━━ MATERIAL TO PROCESS
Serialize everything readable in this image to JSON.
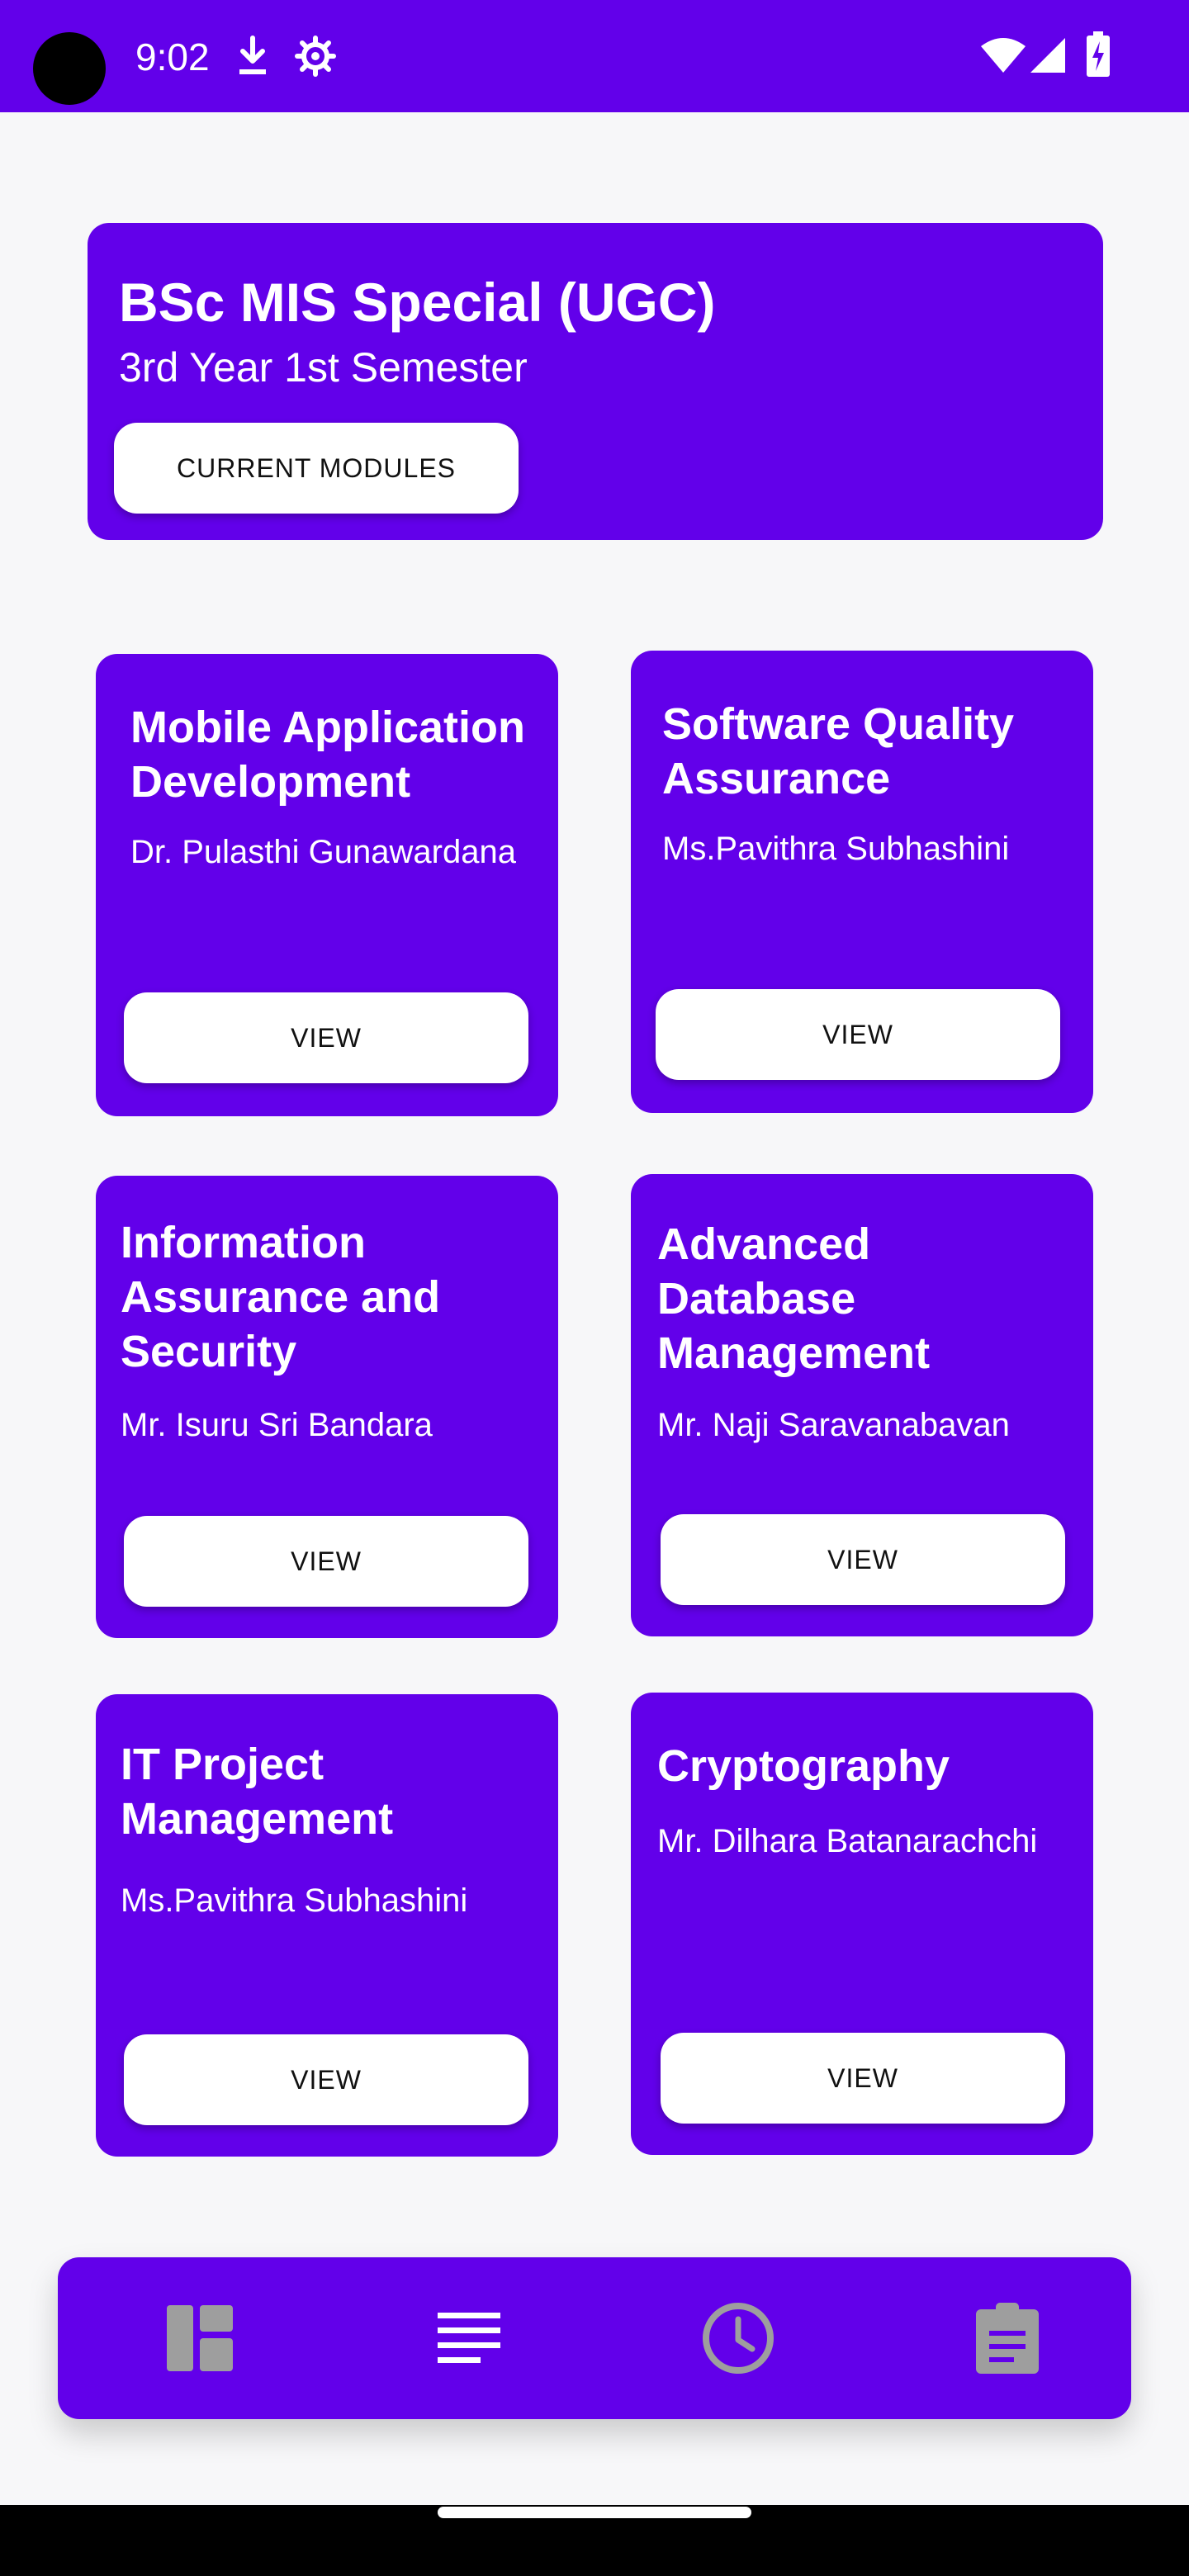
{
  "status_bar": {
    "time": "9:02",
    "left_icons": [
      "download-icon",
      "settings-gear-icon"
    ],
    "right_icons": [
      "wifi-icon",
      "cell-signal-icon",
      "battery-charging-icon"
    ]
  },
  "header": {
    "title": "BSc MIS Special (UGC)",
    "subtitle": "3rd Year 1st Semester",
    "button_label": "CURRENT MODULES"
  },
  "modules": [
    {
      "title": "Mobile Application Development",
      "lecturer": "Dr. Pulasthi Gunawardana",
      "button_label": "VIEW"
    },
    {
      "title": "Software Quality Assurance",
      "lecturer": "Ms.Pavithra Subhashini",
      "button_label": "VIEW"
    },
    {
      "title": "Information Assurance and Security",
      "lecturer": "Mr. Isuru Sri Bandara",
      "button_label": "VIEW"
    },
    {
      "title": "Advanced Database Management",
      "lecturer": "Mr. Naji Saravanabavan",
      "button_label": "VIEW"
    },
    {
      "title": "IT Project Management",
      "lecturer": "Ms.Pavithra Subhashini",
      "button_label": "VIEW"
    },
    {
      "title": "Cryptography",
      "lecturer": "Mr. Dilhara Batanarachchi",
      "button_label": "VIEW"
    }
  ],
  "bottom_nav": {
    "items": [
      {
        "icon": "dashboard-icon",
        "active": false
      },
      {
        "icon": "list-icon",
        "active": true
      },
      {
        "icon": "clock-icon",
        "active": false
      },
      {
        "icon": "assignment-icon",
        "active": false
      }
    ]
  },
  "colors": {
    "primary": "#6200ea",
    "background": "#f7f7f9",
    "button": "#ffffff",
    "nav_inactive": "#9e9e9e",
    "nav_active": "#ffffff"
  }
}
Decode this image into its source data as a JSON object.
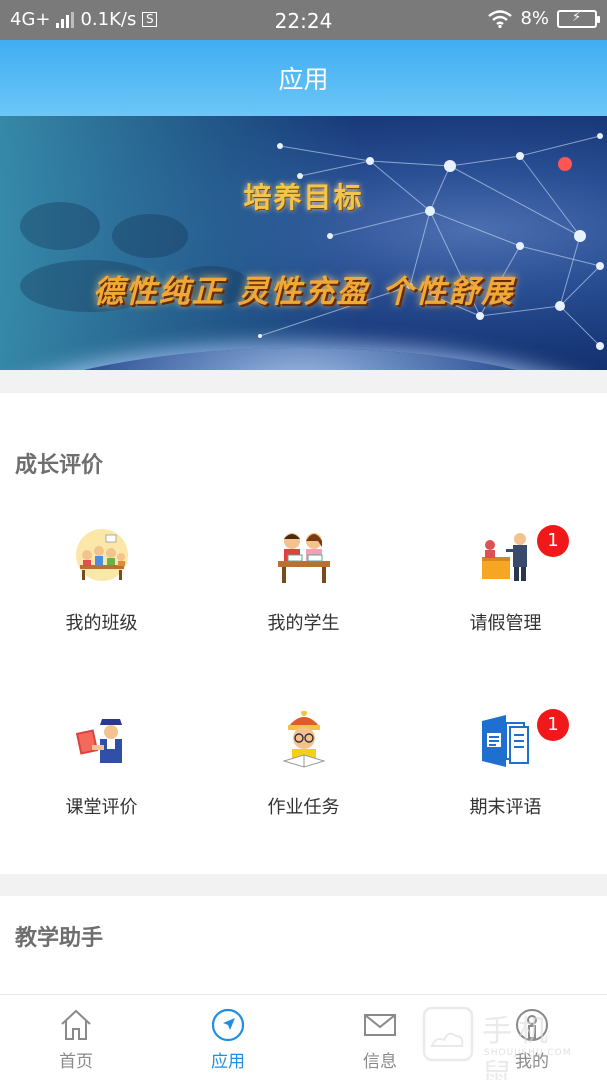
{
  "status_bar": {
    "network": "4G+",
    "speed": "0.1K/s",
    "s_icon": "S",
    "time": "22:24",
    "battery": "8%"
  },
  "header": {
    "title": "应用"
  },
  "banner": {
    "title": "培养目标",
    "slogan": "德性纯正 灵性充盈 个性舒展"
  },
  "sections": [
    {
      "title": "成长评价",
      "items": [
        {
          "label": "我的班级",
          "icon": "class-icon"
        },
        {
          "label": "我的学生",
          "icon": "students-icon"
        },
        {
          "label": "请假管理",
          "icon": "leave-management-icon",
          "badge": "1"
        },
        {
          "label": "课堂评价",
          "icon": "classroom-evaluation-icon"
        },
        {
          "label": "作业任务",
          "icon": "homework-icon"
        },
        {
          "label": "期末评语",
          "icon": "final-comments-icon",
          "badge": "1"
        }
      ]
    },
    {
      "title": "教学助手"
    }
  ],
  "tabbar": [
    {
      "label": "首页",
      "icon": "home-icon"
    },
    {
      "label": "应用",
      "icon": "navigation-icon",
      "active": true
    },
    {
      "label": "信息",
      "icon": "mail-icon"
    },
    {
      "label": "我的",
      "icon": "profile-icon"
    }
  ],
  "watermark": {
    "text": "手机鼠",
    "small": "SHOUJISHU.COM"
  }
}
━━━━
- _EXERCISE PROMPT_: Only lines with the string "this" belong in your answer; copy each one.

- _RESPONSE_:
Serialize everything readable in this image to JSON.
Decode this image into its source data as a JSON object.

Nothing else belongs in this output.